··· SUPPLIED DATA

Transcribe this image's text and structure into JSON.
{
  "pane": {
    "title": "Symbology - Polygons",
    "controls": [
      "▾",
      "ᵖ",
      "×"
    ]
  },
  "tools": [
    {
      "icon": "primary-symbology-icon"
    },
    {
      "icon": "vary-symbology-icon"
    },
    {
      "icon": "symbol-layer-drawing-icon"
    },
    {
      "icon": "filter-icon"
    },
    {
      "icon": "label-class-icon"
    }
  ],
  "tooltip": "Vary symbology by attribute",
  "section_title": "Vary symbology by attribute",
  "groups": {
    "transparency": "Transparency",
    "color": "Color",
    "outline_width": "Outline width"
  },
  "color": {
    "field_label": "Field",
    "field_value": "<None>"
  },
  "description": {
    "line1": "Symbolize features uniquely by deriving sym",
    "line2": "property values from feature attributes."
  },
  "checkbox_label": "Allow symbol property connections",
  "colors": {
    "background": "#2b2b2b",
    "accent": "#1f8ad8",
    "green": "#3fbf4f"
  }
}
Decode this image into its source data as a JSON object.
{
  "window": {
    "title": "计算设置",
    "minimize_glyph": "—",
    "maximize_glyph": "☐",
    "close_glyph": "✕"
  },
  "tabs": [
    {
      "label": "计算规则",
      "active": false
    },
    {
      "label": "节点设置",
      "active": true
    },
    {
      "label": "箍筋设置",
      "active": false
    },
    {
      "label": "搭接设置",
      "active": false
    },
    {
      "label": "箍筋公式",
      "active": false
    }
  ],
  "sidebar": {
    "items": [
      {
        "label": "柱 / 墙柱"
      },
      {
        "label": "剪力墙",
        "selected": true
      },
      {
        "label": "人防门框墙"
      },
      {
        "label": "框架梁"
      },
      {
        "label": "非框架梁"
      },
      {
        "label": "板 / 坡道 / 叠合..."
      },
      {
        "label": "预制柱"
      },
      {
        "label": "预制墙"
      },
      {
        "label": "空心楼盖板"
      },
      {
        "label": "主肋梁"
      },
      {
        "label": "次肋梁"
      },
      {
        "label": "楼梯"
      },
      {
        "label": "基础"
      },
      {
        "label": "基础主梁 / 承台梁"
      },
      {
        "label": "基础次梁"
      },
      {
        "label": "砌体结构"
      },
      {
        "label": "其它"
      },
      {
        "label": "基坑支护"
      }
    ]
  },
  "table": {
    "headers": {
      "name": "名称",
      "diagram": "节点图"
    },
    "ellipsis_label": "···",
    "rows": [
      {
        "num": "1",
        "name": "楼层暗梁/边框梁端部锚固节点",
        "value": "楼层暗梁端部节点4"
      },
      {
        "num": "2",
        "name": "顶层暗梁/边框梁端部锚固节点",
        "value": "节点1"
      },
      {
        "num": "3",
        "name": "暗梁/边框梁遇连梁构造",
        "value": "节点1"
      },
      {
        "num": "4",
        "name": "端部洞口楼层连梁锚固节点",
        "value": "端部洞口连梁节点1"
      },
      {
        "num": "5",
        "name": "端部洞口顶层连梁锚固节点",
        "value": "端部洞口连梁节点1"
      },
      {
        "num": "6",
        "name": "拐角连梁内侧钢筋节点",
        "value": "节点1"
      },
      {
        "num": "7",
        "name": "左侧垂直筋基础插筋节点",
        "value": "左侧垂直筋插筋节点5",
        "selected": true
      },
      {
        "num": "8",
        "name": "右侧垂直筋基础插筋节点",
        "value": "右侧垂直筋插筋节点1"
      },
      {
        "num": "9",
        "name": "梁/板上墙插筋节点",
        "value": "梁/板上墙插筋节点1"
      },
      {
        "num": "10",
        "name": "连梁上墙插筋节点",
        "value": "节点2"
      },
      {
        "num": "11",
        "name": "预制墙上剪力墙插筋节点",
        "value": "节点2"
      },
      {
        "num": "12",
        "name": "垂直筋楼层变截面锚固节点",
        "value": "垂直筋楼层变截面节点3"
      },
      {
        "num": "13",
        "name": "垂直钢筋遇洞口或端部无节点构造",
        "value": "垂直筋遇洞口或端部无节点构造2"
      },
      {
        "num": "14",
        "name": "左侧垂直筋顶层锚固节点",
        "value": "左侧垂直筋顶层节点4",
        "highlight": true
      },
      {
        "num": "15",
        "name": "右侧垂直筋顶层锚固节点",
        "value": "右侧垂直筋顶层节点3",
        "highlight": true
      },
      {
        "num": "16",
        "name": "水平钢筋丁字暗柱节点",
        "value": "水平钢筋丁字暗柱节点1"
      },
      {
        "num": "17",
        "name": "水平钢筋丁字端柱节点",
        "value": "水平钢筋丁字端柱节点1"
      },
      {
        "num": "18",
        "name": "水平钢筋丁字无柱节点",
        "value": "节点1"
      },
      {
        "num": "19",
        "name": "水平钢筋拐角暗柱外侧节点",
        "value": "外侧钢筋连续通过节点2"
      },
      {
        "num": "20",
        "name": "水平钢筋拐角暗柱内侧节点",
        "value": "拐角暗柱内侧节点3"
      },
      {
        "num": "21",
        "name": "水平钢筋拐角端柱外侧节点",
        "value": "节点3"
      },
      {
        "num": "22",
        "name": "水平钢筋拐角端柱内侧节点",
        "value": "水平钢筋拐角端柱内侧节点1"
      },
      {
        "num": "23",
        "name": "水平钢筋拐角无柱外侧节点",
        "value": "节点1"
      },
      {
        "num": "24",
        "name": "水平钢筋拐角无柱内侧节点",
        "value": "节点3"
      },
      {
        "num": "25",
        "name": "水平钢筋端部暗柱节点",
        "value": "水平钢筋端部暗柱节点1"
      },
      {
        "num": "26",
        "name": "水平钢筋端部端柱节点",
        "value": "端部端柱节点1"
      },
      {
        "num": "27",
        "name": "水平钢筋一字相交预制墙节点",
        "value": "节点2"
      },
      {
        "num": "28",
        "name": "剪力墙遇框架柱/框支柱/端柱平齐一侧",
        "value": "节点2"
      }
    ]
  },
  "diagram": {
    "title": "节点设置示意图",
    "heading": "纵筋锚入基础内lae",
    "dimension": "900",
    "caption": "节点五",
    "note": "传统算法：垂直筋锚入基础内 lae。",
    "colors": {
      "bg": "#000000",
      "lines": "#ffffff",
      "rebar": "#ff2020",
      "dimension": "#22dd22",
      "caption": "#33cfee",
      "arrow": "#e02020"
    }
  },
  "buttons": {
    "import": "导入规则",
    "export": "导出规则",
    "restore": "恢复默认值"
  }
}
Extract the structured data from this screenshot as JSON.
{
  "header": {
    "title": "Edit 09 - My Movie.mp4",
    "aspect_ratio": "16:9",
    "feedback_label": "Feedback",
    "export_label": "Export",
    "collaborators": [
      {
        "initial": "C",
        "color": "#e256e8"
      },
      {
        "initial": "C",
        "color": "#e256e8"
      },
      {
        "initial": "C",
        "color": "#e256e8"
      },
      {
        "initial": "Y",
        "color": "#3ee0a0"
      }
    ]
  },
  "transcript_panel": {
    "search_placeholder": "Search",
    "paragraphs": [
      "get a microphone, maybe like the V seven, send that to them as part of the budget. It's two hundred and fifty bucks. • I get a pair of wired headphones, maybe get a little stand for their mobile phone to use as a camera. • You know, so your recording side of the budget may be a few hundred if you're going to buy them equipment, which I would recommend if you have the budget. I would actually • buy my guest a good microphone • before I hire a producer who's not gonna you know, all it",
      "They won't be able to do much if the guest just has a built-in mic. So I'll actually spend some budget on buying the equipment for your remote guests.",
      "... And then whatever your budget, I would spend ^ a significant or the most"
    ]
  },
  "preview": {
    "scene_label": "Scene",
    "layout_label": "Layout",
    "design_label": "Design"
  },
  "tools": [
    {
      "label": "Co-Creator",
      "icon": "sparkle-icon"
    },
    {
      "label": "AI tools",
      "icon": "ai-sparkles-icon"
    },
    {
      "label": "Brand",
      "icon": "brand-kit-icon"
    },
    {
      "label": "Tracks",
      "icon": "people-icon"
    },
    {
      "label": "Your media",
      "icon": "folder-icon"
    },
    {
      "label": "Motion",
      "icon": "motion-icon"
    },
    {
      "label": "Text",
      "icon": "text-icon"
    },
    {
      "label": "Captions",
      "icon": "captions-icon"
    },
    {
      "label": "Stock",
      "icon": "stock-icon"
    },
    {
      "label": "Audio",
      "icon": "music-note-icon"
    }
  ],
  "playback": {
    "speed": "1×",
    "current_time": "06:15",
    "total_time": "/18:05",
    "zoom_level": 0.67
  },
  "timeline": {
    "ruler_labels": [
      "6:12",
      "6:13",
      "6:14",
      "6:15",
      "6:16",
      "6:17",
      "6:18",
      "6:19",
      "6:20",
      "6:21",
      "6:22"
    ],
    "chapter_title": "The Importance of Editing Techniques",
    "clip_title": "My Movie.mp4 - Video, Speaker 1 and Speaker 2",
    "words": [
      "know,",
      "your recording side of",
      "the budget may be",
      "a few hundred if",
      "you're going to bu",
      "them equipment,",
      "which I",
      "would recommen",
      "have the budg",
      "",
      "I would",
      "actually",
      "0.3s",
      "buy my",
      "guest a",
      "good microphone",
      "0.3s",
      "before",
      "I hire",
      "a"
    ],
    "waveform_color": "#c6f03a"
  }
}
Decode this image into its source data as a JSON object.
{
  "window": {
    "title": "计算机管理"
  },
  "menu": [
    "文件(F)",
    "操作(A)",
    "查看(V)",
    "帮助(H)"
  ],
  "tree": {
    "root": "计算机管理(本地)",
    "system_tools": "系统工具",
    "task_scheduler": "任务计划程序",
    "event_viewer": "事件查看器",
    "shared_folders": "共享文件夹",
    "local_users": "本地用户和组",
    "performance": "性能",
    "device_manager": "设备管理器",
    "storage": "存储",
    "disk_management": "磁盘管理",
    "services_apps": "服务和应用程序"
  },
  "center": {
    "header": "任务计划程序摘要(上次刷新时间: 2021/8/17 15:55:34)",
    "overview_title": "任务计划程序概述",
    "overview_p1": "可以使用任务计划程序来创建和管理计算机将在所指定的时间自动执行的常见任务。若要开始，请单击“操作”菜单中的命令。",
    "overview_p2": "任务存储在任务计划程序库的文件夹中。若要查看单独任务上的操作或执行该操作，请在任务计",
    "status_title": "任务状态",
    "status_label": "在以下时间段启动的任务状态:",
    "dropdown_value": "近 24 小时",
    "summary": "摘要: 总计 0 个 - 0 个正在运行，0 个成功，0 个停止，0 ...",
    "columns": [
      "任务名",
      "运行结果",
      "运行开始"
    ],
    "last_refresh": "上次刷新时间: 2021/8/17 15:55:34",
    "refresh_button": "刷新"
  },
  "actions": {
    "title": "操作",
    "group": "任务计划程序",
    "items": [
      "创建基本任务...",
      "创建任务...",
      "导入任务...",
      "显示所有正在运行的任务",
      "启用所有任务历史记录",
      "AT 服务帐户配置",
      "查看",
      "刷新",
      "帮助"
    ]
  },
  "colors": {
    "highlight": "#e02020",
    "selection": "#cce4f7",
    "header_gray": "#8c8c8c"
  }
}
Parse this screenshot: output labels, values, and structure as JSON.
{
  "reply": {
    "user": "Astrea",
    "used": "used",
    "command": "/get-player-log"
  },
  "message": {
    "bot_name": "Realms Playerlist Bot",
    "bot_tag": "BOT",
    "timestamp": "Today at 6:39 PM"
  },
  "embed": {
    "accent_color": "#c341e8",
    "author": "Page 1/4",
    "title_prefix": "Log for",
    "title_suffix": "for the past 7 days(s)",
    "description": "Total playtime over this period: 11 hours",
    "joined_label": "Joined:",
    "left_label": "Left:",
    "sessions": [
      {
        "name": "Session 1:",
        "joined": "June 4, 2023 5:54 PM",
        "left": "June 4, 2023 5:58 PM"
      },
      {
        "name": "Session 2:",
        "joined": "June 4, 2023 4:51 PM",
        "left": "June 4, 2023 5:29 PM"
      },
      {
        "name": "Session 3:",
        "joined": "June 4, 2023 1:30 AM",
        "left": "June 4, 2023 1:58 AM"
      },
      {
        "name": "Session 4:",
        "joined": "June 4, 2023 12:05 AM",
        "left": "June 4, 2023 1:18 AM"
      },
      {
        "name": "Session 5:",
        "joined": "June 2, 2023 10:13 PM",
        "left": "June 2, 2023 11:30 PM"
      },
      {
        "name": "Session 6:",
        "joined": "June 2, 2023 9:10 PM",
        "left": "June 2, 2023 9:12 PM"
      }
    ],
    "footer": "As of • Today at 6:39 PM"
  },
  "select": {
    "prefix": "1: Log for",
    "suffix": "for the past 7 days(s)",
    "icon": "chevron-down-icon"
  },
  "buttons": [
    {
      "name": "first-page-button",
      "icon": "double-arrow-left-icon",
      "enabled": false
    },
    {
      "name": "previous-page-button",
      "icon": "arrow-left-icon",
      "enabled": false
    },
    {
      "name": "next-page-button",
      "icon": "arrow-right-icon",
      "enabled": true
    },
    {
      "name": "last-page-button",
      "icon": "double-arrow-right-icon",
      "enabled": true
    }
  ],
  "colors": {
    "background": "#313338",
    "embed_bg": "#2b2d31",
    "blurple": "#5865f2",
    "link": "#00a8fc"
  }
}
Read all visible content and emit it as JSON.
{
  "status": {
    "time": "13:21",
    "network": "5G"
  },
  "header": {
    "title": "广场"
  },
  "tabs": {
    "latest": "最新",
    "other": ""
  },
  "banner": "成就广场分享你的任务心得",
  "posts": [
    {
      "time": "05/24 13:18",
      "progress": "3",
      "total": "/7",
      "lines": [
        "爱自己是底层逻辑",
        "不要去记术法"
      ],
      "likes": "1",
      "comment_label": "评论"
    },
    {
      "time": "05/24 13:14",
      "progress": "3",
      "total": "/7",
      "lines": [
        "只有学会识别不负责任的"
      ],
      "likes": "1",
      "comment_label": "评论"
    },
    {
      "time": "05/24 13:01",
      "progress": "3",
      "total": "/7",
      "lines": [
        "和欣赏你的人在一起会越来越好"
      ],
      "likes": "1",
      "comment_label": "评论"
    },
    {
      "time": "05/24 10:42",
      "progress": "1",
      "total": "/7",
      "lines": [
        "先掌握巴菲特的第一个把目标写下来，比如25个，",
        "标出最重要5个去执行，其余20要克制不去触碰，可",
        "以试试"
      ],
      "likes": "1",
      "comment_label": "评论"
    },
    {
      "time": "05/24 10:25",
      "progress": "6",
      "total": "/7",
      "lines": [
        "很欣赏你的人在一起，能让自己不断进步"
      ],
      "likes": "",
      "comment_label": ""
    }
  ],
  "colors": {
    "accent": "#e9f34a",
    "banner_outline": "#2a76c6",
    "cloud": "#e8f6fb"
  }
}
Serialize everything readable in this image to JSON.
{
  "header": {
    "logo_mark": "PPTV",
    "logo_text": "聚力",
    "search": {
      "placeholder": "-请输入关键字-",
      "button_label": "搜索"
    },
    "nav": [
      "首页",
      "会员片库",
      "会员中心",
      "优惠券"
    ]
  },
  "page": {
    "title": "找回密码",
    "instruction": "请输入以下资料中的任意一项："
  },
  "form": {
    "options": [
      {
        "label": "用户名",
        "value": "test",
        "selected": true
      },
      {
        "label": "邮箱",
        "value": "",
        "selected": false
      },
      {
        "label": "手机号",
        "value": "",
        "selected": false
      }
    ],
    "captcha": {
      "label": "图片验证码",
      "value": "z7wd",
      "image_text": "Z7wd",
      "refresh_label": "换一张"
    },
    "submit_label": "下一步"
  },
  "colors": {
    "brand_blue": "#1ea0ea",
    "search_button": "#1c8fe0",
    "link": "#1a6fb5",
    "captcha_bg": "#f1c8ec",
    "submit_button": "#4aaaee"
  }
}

······

Output an exact copy of the lines beginning at the one that holds "Serialize everything readable" and running through the final line of the records.

Serialize everything readable in this image to JSON.
{
  "header": {
    "logo_mark": "PPTV",
    "logo_text": "聚力",
    "search": {
      "placeholder": "-请输入关键字-",
      "button_label": "搜索"
    },
    "nav": [
      "首页",
      "会员片库",
      "会员中心",
      "优惠券"
    ]
  },
  "page": {
    "title": "找回密码",
    "instruction": "请输入以下资料中的任意一项："
  },
  "form": {
    "options": [
      {
        "label": "用户名",
        "value": "test",
        "selected": true
      },
      {
        "label": "邮箱",
        "value": "",
        "selected": false
      },
      {
        "label": "手机号",
        "value": "",
        "selected": false
      }
    ],
    "captcha": {
      "label": "图片验证码",
      "value": "z7wd",
      "image_text": "Z7wd",
      "refresh_label": "换一张"
    },
    "submit_label": "下一步"
  },
  "colors": {
    "brand_blue": "#1ea0ea",
    "search_button": "#1c8fe0",
    "link": "#1a6fb5",
    "captcha_bg": "#f1c8ec",
    "submit_button": "#4aaaee"
  }
}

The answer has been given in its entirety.